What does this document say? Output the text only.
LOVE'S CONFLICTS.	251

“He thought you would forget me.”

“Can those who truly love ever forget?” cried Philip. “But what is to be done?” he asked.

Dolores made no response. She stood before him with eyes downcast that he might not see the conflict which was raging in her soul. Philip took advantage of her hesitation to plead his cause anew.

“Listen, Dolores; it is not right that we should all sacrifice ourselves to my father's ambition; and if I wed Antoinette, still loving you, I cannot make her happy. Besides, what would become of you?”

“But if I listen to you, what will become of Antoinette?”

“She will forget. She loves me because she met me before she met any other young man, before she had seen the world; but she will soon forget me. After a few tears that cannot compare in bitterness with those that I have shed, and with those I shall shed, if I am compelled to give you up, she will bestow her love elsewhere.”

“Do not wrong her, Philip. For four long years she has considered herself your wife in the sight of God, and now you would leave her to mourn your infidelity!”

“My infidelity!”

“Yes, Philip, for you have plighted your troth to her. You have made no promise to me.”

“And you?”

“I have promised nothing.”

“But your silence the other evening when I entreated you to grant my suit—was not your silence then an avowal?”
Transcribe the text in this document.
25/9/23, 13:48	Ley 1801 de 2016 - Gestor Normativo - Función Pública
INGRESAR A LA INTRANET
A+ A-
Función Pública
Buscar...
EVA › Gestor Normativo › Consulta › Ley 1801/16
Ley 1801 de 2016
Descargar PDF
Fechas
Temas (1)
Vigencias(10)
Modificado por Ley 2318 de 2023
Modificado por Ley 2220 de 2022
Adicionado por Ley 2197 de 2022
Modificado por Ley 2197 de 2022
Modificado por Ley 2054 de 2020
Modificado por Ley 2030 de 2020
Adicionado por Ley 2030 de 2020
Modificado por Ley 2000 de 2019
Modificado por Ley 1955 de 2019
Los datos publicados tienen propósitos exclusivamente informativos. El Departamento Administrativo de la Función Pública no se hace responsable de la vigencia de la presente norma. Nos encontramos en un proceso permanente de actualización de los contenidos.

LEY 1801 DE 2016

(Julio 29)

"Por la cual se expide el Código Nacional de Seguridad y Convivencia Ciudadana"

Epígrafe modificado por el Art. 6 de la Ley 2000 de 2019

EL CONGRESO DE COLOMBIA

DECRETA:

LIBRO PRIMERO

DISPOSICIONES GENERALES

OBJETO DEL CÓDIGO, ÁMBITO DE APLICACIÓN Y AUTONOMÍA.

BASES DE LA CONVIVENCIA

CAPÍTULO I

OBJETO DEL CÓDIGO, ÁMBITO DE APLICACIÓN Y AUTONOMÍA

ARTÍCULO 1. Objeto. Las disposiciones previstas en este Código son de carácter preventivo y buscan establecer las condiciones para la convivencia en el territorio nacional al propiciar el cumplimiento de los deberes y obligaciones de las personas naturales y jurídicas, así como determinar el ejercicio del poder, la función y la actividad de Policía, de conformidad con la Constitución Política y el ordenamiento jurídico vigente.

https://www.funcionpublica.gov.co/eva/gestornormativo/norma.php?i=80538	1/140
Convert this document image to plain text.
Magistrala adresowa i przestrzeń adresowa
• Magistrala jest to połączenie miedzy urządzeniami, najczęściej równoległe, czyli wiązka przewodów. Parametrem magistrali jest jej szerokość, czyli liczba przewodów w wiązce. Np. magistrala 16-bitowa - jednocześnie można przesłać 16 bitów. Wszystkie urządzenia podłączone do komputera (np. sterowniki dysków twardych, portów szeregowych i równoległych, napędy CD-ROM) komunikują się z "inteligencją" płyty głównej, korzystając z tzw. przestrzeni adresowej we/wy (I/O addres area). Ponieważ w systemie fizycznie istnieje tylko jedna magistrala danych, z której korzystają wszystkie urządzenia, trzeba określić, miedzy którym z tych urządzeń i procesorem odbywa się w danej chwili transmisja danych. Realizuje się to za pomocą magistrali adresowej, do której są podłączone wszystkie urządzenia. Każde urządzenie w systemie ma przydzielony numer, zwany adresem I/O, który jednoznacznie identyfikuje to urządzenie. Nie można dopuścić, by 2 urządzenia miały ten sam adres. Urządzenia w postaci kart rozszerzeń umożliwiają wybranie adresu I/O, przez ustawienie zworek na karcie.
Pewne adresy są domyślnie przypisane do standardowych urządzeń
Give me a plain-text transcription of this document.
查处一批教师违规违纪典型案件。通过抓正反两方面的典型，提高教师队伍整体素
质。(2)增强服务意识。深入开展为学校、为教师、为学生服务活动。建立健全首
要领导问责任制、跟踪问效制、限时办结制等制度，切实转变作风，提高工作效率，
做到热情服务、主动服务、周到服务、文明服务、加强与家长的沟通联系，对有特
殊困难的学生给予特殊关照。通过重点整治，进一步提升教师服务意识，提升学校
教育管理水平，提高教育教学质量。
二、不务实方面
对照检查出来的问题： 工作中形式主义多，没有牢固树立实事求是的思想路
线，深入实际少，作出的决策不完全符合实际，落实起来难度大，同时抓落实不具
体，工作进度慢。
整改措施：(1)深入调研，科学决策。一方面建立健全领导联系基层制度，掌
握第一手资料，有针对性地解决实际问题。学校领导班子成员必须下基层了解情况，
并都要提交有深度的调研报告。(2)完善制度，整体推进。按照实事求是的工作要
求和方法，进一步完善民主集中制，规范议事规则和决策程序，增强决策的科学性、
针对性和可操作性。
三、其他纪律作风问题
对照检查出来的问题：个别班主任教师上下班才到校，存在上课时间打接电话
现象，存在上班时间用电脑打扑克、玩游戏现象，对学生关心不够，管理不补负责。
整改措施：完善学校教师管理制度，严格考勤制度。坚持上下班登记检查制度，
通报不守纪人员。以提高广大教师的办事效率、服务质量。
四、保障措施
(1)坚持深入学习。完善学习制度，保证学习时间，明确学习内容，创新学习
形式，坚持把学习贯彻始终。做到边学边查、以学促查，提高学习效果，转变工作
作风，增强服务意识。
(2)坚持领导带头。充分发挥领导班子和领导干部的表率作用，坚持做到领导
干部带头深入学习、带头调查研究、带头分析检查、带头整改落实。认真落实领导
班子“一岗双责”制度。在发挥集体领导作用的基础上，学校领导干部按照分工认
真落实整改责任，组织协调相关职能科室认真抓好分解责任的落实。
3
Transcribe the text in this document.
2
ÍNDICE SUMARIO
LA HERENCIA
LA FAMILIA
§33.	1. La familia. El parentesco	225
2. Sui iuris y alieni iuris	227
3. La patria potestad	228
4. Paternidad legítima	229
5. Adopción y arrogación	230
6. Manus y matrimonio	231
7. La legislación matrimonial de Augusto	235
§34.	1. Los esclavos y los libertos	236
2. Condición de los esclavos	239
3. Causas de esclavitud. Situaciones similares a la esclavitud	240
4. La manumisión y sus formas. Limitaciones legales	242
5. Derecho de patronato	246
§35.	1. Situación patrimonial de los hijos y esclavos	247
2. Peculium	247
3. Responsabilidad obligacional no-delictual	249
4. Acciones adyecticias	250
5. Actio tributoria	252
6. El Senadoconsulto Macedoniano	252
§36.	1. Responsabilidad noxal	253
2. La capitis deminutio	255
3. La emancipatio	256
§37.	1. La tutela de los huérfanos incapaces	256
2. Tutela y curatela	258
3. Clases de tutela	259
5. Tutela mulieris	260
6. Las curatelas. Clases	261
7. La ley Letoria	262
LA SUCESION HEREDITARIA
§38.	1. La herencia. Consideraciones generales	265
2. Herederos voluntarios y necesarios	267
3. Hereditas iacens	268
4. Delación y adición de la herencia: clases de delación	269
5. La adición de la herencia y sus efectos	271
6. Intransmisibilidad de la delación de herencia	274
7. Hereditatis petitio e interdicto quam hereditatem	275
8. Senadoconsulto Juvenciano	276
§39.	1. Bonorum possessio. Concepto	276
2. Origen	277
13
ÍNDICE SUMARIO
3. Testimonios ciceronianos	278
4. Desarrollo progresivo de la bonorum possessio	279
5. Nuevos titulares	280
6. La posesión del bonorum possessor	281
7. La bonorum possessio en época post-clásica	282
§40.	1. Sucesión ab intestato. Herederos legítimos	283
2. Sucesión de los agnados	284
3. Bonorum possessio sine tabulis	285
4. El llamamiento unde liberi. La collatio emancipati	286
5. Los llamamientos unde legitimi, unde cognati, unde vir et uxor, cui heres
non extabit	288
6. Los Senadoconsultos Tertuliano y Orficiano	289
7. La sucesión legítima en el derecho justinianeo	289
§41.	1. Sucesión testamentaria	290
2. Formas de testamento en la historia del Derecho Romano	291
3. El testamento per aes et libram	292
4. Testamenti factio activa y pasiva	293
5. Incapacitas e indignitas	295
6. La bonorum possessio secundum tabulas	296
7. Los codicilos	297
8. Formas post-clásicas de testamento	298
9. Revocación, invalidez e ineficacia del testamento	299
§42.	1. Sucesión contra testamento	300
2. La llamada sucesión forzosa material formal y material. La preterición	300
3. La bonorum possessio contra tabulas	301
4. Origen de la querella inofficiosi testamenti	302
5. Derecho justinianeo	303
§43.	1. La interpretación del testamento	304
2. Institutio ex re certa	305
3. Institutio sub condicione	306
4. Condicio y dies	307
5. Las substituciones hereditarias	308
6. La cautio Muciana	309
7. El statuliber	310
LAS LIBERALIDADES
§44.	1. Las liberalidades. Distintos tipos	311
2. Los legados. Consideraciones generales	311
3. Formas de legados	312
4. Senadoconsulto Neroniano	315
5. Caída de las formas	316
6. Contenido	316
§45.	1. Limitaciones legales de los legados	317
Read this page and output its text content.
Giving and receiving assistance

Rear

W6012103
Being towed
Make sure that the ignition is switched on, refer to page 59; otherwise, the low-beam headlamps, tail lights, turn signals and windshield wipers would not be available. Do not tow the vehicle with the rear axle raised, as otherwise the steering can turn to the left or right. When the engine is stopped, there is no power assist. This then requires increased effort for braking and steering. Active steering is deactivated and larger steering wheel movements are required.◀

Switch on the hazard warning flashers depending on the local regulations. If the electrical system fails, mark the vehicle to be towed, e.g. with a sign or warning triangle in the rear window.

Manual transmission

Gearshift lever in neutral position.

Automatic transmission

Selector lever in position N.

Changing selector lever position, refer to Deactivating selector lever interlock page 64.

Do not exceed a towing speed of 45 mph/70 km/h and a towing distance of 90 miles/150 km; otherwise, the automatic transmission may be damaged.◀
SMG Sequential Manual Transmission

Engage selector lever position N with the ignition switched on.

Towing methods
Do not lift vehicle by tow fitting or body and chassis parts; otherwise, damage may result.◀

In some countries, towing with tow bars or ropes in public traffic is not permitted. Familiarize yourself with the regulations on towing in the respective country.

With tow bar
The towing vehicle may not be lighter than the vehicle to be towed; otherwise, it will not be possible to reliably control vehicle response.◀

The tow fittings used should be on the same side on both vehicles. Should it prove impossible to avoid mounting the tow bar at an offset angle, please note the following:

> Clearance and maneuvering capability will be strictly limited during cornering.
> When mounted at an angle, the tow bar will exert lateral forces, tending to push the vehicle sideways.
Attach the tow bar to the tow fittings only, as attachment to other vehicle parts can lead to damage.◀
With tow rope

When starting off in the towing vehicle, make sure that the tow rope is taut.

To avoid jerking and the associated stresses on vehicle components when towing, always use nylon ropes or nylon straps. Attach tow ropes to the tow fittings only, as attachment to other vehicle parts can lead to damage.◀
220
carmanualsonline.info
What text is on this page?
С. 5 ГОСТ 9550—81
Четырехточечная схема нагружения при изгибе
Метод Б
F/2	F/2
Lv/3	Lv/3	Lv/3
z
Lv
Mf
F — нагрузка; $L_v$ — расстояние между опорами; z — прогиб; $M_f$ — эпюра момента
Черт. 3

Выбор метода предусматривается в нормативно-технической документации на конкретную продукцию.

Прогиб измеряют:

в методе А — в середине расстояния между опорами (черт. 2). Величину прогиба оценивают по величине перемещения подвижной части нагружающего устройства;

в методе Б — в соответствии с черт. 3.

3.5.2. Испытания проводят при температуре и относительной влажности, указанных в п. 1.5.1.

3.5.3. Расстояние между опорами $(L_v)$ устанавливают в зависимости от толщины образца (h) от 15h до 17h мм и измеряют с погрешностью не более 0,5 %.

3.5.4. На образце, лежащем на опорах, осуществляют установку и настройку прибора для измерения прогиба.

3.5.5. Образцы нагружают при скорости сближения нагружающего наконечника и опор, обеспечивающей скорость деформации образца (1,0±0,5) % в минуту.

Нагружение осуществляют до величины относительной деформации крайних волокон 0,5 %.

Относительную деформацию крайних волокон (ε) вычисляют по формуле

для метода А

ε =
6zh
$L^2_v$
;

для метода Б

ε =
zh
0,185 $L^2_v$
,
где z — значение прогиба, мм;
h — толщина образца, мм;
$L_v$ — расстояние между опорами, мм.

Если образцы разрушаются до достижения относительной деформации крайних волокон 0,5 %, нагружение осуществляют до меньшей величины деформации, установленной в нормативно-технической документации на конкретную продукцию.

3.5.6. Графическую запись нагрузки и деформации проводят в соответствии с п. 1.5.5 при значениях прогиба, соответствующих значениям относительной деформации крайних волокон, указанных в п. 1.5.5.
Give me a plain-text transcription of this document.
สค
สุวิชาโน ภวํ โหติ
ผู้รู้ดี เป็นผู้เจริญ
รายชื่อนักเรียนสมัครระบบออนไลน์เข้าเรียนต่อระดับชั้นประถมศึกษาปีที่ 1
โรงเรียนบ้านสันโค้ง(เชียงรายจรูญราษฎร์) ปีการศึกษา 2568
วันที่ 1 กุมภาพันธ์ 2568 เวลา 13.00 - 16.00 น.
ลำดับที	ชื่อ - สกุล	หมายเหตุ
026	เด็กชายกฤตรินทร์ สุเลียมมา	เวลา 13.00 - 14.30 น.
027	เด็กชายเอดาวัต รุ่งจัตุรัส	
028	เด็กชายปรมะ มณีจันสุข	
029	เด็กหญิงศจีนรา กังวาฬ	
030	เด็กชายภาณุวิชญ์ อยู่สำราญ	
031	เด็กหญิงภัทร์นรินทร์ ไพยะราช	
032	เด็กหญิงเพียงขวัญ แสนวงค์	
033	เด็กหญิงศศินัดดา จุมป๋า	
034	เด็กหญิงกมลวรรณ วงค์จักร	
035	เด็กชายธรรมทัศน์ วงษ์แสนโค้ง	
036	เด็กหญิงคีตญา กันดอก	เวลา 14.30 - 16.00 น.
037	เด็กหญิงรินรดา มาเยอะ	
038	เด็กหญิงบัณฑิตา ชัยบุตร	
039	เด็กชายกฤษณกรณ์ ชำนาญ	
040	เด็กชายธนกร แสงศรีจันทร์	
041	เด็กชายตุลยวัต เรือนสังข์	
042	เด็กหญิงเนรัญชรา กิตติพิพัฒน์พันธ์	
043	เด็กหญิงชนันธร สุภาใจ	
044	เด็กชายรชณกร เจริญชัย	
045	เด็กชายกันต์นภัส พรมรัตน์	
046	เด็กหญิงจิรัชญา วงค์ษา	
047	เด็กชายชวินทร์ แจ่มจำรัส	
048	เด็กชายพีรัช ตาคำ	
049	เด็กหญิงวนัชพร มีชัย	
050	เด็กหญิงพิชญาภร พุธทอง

◆ ◆ ◆

• **Exercise details**
Find every line in the records that contains the word "метода"; copy those lines.

• **Full answer**
Выбор метода предусматривается в нормативно-технической документации на конкретную продукцию.
для метода А
для метода Б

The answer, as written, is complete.